- _Extracted material_:
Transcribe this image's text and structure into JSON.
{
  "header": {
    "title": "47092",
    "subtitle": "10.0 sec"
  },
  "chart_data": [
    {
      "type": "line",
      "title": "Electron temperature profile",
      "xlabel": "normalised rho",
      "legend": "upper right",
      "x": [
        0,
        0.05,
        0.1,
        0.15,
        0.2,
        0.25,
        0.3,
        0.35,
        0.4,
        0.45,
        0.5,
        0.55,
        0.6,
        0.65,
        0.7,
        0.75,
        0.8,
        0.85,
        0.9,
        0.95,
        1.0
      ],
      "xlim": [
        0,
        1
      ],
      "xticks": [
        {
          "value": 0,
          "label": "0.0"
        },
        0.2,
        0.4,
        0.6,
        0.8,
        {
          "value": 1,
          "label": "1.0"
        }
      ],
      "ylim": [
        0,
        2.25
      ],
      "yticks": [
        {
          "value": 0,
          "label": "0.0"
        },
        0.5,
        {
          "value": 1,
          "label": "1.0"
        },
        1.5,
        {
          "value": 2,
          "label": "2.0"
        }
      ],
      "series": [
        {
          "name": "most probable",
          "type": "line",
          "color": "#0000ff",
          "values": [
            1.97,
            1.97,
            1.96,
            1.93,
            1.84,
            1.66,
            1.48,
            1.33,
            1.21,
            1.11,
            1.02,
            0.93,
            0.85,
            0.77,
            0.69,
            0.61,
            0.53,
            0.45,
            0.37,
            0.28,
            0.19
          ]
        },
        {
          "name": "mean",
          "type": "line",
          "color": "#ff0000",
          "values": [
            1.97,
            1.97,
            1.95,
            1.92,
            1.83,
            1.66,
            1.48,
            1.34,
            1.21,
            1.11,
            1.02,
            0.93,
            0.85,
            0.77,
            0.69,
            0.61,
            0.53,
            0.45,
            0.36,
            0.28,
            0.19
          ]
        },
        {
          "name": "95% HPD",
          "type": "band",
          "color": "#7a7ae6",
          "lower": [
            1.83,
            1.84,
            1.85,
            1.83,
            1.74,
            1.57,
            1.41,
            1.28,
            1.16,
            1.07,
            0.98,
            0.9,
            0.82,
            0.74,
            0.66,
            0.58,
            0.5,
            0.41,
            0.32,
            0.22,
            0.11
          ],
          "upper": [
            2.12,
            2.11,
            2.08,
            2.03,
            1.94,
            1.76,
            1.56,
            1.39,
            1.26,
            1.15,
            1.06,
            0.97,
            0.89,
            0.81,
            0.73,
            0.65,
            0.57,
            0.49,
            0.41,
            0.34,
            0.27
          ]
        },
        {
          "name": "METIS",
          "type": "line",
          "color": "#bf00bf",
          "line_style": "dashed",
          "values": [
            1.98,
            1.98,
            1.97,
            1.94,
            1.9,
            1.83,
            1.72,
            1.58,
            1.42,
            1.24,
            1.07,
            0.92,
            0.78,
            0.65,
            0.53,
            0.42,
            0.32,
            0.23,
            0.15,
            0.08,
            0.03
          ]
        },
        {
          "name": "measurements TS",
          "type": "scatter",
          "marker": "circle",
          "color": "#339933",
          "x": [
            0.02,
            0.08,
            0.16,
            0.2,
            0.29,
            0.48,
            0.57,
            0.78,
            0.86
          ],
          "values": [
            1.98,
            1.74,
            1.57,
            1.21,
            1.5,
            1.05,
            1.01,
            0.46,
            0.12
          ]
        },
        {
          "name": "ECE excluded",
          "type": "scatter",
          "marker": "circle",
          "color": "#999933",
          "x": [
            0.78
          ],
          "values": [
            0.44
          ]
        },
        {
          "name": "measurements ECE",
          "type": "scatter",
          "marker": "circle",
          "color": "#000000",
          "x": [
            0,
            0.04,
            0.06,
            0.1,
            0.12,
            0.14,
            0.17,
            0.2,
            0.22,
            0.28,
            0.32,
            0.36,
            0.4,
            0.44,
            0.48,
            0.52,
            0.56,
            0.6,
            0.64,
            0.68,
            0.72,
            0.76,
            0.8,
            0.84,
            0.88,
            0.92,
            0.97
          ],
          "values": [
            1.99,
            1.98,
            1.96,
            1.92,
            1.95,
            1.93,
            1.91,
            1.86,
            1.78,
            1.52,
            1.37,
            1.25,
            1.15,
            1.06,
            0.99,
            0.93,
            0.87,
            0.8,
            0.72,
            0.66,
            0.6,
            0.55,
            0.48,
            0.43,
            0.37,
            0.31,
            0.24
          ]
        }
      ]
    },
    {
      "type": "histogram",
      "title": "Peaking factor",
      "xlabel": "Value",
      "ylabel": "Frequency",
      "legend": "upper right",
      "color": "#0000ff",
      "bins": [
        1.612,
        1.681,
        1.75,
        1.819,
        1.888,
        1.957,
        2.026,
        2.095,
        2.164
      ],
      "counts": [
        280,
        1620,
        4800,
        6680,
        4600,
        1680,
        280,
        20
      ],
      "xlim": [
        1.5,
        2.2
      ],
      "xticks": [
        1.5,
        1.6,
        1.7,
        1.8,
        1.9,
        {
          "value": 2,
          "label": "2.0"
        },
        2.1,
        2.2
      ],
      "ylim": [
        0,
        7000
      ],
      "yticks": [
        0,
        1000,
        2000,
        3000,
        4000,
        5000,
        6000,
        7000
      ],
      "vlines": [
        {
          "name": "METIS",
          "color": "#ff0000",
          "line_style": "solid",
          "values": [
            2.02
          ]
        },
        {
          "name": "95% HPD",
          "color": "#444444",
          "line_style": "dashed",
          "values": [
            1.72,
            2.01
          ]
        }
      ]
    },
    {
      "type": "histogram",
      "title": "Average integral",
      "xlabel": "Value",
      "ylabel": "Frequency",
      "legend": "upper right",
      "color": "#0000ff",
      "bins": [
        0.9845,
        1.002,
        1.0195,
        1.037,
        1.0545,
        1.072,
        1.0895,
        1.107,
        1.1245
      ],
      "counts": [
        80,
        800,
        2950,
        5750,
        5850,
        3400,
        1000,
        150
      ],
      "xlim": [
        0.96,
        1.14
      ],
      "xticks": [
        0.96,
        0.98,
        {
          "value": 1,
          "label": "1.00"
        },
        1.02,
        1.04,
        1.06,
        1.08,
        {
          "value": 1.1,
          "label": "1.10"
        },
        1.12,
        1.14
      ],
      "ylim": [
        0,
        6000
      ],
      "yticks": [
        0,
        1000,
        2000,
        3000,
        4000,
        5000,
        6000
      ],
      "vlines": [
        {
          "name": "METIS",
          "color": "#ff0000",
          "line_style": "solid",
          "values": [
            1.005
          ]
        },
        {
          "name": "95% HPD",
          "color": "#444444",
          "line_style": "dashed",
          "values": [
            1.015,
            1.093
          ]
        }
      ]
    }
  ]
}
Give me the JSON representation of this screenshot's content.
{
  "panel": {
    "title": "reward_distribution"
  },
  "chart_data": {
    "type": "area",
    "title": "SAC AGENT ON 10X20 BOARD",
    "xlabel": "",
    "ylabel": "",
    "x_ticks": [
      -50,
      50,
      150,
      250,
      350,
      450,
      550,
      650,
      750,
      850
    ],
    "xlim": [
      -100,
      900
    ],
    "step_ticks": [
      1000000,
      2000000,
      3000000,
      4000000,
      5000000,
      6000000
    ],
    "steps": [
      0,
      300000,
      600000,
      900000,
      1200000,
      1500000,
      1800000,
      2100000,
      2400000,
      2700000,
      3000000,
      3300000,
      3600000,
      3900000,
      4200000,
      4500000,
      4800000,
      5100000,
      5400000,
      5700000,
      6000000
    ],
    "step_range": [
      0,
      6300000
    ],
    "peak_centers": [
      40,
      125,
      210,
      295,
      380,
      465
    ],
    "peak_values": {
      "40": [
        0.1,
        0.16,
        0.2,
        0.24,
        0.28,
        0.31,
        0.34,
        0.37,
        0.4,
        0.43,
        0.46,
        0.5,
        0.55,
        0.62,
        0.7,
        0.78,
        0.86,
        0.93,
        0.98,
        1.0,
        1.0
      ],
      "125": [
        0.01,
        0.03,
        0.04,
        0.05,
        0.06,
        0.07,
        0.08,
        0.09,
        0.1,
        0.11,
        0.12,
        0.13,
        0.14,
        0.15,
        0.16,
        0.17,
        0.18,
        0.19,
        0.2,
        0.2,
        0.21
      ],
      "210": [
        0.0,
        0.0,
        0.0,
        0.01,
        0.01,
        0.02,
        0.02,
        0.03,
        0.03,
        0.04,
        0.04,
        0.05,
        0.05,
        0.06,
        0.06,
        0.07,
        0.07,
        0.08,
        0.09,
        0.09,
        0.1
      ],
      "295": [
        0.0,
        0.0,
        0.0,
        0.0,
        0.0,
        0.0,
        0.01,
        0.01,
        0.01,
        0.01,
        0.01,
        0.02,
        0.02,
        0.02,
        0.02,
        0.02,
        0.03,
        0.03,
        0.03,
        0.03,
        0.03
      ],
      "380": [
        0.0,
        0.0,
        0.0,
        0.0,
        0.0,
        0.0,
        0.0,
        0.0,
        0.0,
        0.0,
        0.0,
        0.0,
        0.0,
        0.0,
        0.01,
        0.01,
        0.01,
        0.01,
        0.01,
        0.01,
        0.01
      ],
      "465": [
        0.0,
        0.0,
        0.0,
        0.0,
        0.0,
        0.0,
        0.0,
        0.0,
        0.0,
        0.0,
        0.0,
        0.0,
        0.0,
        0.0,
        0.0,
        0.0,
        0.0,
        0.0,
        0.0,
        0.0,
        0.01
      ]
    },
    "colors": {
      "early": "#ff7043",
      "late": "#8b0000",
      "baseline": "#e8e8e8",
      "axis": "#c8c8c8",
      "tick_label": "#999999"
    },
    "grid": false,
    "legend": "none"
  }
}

- _Objective_: Scan the material above for the word "measurements". Copy each line where it occurs.

- _Solved problem_:
          "name": "measurements TS",
          "name": "measurements ECE",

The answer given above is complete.